Dataset items:

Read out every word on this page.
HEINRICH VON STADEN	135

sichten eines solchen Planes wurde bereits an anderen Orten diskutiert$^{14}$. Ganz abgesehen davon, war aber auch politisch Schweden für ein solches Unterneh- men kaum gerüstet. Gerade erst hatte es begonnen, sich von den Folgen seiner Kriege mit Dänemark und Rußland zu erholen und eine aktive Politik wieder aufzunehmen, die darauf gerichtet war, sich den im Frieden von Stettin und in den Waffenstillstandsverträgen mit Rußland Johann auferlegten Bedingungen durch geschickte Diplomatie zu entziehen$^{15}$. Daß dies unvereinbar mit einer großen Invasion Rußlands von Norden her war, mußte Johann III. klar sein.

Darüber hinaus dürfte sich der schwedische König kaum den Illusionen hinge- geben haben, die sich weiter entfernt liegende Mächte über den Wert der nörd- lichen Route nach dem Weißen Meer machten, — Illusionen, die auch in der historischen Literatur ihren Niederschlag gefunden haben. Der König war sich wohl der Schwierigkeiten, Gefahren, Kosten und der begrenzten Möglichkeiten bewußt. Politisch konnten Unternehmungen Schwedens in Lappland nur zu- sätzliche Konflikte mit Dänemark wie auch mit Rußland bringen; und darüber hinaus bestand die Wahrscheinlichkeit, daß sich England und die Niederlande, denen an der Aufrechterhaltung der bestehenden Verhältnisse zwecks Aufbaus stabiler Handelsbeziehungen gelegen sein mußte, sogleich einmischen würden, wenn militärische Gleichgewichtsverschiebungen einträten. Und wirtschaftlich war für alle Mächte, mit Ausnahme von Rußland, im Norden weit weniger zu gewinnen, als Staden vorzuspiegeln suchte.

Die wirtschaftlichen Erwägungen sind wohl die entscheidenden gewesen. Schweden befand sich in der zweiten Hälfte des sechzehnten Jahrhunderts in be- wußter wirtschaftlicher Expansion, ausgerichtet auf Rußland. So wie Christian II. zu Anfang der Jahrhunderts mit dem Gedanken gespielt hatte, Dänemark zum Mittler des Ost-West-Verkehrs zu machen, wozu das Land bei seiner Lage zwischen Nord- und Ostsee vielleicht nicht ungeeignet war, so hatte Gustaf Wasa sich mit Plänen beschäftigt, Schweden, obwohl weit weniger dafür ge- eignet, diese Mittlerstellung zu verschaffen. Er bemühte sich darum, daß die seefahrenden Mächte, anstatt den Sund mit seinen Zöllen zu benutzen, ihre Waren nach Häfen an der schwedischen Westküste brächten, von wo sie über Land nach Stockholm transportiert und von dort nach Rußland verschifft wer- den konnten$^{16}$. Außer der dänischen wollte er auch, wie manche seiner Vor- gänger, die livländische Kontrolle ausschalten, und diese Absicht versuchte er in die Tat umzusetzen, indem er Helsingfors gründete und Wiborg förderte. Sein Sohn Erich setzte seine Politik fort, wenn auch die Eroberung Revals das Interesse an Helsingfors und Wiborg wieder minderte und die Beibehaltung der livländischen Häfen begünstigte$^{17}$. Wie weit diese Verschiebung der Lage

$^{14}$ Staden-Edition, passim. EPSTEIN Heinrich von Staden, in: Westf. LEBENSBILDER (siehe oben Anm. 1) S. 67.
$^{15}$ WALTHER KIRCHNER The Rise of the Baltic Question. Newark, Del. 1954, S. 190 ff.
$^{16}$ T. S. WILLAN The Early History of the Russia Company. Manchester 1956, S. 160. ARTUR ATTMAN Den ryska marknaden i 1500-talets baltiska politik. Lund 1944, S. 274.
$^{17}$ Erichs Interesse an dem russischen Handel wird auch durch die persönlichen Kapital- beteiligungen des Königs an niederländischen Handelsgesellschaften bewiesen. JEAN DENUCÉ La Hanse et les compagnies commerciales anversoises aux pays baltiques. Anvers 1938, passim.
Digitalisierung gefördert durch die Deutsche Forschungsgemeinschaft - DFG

■ **Task**
Scan the listing above for the word "passim" and copy every line that holds it.

■ **Task solution**
$^{14}$ Staden-Edition, passim. EPSTEIN Heinrich von Staden, in: Westf. LEBENSBILDER (siehe oben Anm. 1) S. 67.
$^{17}$ Erichs Interesse an dem russischen Handel wird auch durch die persönlichen Kapital- beteiligungen des Königs an niederländischen Handelsgesellschaften bewiesen. JEAN DENUCÉ La Hanse et les compagnies commerciales anversoises aux pays baltiques. Anvers 1938, passim.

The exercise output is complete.